> Work to complete:
Reply with one number: how many lines contain the word "átváltása".

--- start of Provided information ---

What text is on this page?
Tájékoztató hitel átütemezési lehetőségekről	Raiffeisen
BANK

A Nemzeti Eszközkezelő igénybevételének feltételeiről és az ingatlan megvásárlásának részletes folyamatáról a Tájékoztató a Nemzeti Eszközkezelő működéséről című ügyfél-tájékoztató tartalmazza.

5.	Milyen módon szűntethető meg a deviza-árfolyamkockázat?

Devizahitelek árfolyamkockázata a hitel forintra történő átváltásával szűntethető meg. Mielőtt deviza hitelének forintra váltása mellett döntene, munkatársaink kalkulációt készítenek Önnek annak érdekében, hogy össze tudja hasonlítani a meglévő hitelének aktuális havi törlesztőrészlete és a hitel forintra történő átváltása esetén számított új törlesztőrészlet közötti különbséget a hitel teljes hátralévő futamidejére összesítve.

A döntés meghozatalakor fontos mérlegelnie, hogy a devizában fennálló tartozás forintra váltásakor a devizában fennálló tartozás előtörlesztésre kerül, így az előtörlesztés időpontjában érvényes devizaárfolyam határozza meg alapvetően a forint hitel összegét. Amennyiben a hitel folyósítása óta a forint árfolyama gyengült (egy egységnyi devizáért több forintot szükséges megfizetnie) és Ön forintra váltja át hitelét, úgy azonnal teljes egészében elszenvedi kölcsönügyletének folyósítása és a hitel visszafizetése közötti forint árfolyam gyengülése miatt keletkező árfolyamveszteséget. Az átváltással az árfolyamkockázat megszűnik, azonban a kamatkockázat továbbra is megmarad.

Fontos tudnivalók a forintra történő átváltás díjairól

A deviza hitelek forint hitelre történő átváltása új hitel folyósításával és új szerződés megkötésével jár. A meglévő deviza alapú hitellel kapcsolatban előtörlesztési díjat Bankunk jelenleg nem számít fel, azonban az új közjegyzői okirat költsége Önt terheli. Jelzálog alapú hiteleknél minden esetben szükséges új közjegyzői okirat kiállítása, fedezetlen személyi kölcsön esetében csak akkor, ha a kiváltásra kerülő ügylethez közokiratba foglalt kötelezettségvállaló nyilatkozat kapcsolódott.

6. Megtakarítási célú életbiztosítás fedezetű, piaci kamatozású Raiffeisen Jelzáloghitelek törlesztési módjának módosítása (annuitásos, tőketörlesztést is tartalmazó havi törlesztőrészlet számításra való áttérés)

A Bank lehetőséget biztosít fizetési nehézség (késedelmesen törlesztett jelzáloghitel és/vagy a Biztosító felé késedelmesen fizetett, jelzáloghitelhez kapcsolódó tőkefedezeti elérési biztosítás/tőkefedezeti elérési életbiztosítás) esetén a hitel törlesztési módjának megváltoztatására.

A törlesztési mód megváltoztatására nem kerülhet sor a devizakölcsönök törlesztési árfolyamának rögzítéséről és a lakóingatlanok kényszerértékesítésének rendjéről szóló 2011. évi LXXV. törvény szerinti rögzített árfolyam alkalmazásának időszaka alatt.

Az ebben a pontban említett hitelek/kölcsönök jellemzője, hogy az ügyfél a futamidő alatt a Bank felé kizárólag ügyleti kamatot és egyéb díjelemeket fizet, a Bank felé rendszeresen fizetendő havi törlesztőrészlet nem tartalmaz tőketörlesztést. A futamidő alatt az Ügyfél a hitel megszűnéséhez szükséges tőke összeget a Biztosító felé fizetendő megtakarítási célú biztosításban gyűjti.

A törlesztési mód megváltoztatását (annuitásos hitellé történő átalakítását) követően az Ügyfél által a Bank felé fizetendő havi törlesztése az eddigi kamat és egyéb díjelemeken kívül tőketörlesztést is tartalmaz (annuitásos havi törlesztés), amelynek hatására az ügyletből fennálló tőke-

--- end of Provided information ---

> Response to the exercise:
2